Exercise: Reproduce all records verbatim.

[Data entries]

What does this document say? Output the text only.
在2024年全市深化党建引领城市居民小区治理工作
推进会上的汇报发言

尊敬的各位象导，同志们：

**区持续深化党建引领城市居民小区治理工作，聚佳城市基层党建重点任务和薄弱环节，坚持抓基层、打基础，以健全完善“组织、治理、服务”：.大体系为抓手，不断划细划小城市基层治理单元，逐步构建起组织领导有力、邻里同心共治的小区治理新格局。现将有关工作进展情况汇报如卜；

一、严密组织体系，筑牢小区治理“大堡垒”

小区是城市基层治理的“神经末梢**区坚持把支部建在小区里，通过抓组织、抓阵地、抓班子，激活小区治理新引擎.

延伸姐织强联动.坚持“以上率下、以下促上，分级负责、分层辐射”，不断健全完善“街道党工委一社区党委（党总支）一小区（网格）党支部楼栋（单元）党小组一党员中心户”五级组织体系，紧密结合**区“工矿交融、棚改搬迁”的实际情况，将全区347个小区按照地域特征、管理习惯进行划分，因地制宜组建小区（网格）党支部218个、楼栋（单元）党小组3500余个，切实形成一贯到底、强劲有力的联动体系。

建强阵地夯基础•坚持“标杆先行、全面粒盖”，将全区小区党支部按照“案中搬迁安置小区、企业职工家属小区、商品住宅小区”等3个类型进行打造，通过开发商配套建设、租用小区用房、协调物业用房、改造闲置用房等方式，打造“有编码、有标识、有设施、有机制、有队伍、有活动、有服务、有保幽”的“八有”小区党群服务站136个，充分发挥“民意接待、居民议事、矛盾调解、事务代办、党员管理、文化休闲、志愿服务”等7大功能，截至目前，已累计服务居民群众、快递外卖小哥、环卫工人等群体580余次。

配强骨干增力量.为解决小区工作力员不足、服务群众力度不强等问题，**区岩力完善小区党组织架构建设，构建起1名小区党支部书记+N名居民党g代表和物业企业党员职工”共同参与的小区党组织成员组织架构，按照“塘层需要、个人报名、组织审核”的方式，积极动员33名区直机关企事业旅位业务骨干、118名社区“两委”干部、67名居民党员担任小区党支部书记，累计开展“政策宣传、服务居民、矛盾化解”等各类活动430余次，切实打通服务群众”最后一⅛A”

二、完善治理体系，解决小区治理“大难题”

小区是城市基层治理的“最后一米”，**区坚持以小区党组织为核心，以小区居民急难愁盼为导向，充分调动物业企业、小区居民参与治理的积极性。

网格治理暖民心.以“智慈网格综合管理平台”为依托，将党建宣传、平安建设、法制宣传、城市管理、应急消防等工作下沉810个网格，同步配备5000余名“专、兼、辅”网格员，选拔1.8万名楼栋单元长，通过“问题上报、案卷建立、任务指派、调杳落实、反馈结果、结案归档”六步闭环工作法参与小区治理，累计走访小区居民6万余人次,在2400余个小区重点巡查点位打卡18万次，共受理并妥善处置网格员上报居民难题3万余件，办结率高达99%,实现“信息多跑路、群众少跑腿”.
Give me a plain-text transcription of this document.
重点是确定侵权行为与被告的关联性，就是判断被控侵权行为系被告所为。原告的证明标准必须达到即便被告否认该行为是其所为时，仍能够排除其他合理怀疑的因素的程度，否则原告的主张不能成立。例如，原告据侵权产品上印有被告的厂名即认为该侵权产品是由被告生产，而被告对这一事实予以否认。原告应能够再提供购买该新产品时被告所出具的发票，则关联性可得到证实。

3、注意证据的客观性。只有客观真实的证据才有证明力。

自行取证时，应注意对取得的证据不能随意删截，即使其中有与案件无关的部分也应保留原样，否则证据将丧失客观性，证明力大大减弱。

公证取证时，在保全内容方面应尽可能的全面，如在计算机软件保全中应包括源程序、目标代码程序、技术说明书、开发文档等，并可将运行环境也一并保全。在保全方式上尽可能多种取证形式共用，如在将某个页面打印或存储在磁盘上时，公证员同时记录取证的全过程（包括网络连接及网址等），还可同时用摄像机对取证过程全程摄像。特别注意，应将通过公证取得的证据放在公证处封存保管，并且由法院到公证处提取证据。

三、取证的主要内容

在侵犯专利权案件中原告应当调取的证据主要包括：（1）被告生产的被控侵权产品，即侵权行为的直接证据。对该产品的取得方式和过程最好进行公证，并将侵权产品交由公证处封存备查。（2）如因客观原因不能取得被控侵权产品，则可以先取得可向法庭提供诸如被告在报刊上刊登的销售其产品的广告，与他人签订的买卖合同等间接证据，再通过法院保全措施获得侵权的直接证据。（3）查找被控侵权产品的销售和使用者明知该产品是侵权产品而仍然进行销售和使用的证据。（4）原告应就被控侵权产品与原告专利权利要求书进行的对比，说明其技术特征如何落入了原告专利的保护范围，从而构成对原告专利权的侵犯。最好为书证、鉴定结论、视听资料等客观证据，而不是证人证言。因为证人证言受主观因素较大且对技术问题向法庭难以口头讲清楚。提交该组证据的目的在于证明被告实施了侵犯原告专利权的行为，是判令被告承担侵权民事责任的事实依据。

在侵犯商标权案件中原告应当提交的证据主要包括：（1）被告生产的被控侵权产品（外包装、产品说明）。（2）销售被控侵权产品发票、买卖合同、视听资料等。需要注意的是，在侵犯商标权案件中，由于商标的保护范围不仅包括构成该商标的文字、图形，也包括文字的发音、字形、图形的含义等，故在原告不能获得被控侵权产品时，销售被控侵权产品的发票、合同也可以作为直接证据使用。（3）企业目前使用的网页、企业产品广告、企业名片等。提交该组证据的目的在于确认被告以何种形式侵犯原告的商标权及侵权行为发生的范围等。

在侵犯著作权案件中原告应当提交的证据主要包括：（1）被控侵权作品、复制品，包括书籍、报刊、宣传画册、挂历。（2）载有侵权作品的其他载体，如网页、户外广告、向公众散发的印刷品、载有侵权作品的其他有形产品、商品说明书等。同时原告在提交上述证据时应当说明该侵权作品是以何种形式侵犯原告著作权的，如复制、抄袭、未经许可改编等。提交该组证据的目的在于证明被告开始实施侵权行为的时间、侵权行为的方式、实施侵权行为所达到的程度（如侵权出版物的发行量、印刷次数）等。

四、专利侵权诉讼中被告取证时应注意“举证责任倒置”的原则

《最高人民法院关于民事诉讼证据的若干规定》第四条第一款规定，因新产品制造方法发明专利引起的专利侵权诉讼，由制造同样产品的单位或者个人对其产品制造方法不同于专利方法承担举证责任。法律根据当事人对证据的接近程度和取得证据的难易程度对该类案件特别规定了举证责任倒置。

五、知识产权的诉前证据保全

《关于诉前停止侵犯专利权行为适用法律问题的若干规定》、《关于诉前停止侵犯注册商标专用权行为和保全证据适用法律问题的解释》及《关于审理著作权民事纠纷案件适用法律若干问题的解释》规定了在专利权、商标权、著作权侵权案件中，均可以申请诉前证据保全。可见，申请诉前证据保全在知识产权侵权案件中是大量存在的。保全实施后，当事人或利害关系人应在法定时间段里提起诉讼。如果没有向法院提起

Solution:
What does this document say? Output the text only.
在2024年全市深化党建引领城市居民小区治理工作
推进会上的汇报发言

尊敬的各位象导，同志们：

**区持续深化党建引领城市居民小区治理工作，聚佳城市基层党建重点任务和薄弱环节，坚持抓基层、打基础，以健全完善“组织、治理、服务”：.大体系为抓手，不断划细划小城市基层治理单元，逐步构建起组织领导有力、邻里同心共治的小区治理新格局。现将有关工作进展情况汇报如卜；

一、严密组织体系，筑牢小区治理“大堡垒”

小区是城市基层治理的“神经末梢**区坚持把支部建在小区里，通过抓组织、抓阵地、抓班子，激活小区治理新引擎.

延伸姐织强联动.坚持“以上率下、以下促上，分级负责、分层辐射”，不断健全完善“街道党工委一社区党委（党总支）一小区（网格）党支部楼栋（单元）党小组一党员中心户”五级组织体系，紧密结合**区“工矿交融、棚改搬迁”的实际情况，将全区347个小区按照地域特征、管理习惯进行划分，因地制宜组建小区（网格）党支部218个、楼栋（单元）党小组3500余个，切实形成一贯到底、强劲有力的联动体系。

建强阵地夯基础•坚持“标杆先行、全面粒盖”，将全区小区党支部按照“案中搬迁安置小区、企业职工家属小区、商品住宅小区”等3个类型进行打造，通过开发商配套建设、租用小区用房、协调物业用房、改造闲置用房等方式，打造“有编码、有标识、有设施、有机制、有队伍、有活动、有服务、有保幽”的“八有”小区党群服务站136个，充分发挥“民意接待、居民议事、矛盾调解、事务代办、党员管理、文化休闲、志愿服务”等7大功能，截至目前，已累计服务居民群众、快递外卖小哥、环卫工人等群体580余次。

配强骨干增力量.为解决小区工作力员不足、服务群众力度不强等问题，**区岩力完善小区党组织架构建设，构建起1名小区党支部书记+N名居民党g代表和物业企业党员职工”共同参与的小区党组织成员组织架构，按照“塘层需要、个人报名、组织审核”的方式，积极动员33名区直机关企事业旅位业务骨干、118名社区“两委”干部、67名居民党员担任小区党支部书记，累计开展“政策宣传、服务居民、矛盾化解”等各类活动430余次，切实打通服务群众”最后一⅛A”

二、完善治理体系，解决小区治理“大难题”

小区是城市基层治理的“最后一米”，**区坚持以小区党组织为核心，以小区居民急难愁盼为导向，充分调动物业企业、小区居民参与治理的积极性。

网格治理暖民心.以“智慈网格综合管理平台”为依托，将党建宣传、平安建设、法制宣传、城市管理、应急消防等工作下沉810个网格，同步配备5000余名“专、兼、辅”网格员，选拔1.8万名楼栋单元长，通过“问题上报、案卷建立、任务指派、调杳落实、反馈结果、结案归档”六步闭环工作法参与小区治理，累计走访小区居民6万余人次,在2400余个小区重点巡查点位打卡18万次，共受理并妥善处置网格员上报居民难题3万余件，办结率高达99%,实现“信息多跑路、群众少跑腿”.
Give me a plain-text transcription of this document.
重点是确定侵权行为与被告的关联性，就是判断被控侵权行为系被告所为。原告的证明标准必须达到即便被告否认该行为是其所为时，仍能够排除其他合理怀疑的因素的程度，否则原告的主张不能成立。例如，原告据侵权产品上印有被告的厂名即认为该侵权产品是由被告生产，而被告对这一事实予以否认。原告应能够再提供购买该新产品时被告所出具的发票，则关联性可得到证实。

3、注意证据的客观性。只有客观真实的证据才有证明力。

自行取证时，应注意对取得的证据不能随意删截，即使其中有与案件无关的部分也应保留原样，否则证据将丧失客观性，证明力大大减弱。

公证取证时，在保全内容方面应尽可能的全面，如在计算机软件保全中应包括源程序、目标代码程序、技术说明书、开发文档等，并可将运行环境也一并保全。在保全方式上尽可能多种取证形式共用，如在将某个页面打印或存储在磁盘上时，公证员同时记录取证的全过程（包括网络连接及网址等），还可同时用摄像机对取证过程全程摄像。特别注意，应将通过公证取得的证据放在公证处封存保管，并且由法院到公证处提取证据。

三、取证的主要内容

在侵犯专利权案件中原告应当调取的证据主要包括：（1）被告生产的被控侵权产品，即侵权行为的直接证据。对该产品的取得方式和过程最好进行公证，并将侵权产品交由公证处封存备查。（2）如因客观原因不能取得被控侵权产品，则可以先取得可向法庭提供诸如被告在报刊上刊登的销售其产品的广告，与他人签订的买卖合同等间接证据，再通过法院保全措施获得侵权的直接证据。（3）查找被控侵权产品的销售和使用者明知该产品是侵权产品而仍然进行销售和使用的证据。（4）原告应就被控侵权产品与原告专利权利要求书进行的对比，说明其技术特征如何落入了原告专利的保护范围，从而构成对原告专利权的侵犯。最好为书证、鉴定结论、视听资料等客观证据，而不是证人证言。因为证人证言受主观因素较大且对技术问题向法庭难以口头讲清楚。提交该组证据的目的在于证明被告实施了侵犯原告专利权的行为，是判令被告承担侵权民事责任的事实依据。

在侵犯商标权案件中原告应当提交的证据主要包括：（1）被告生产的被控侵权产品（外包装、产品说明）。（2）销售被控侵权产品发票、买卖合同、视听资料等。需要注意的是，在侵犯商标权案件中，由于商标的保护范围不仅包括构成该商标的文字、图形，也包括文字的发音、字形、图形的含义等，故在原告不能获得被控侵权产品时，销售被控侵权产品的发票、合同也可以作为直接证据使用。（3）企业目前使用的网页、企业产品广告、企业名片等。提交该组证据的目的在于确认被告以何种形式侵犯原告的商标权及侵权行为发生的范围等。

在侵犯著作权案件中原告应当提交的证据主要包括：（1）被控侵权作品、复制品，包括书籍、报刊、宣传画册、挂历。（2）载有侵权作品的其他载体，如网页、户外广告、向公众散发的印刷品、载有侵权作品的其他有形产品、商品说明书等。同时原告在提交上述证据时应当说明该侵权作品是以何种形式侵犯原告著作权的，如复制、抄袭、未经许可改编等。提交该组证据的目的在于证明被告开始实施侵权行为的时间、侵权行为的方式、实施侵权行为所达到的程度（如侵权出版物的发行量、印刷次数）等。

四、专利侵权诉讼中被告取证时应注意“举证责任倒置”的原则

《最高人民法院关于民事诉讼证据的若干规定》第四条第一款规定，因新产品制造方法发明专利引起的专利侵权诉讼，由制造同样产品的单位或者个人对其产品制造方法不同于专利方法承担举证责任。法律根据当事人对证据的接近程度和取得证据的难易程度对该类案件特别规定了举证责任倒置。

五、知识产权的诉前证据保全

《关于诉前停止侵犯专利权行为适用法律问题的若干规定》、《关于诉前停止侵犯注册商标专用权行为和保全证据适用法律问题的解释》及《关于审理著作权民事纠纷案件适用法律若干问题的解释》规定了在专利权、商标权、著作权侵权案件中，均可以申请诉前证据保全。可见，申请诉前证据保全在知识产权侵权案件中是大量存在的。保全实施后，当事人或利害关系人应在法定时间段里提起诉讼。如果没有向法院提起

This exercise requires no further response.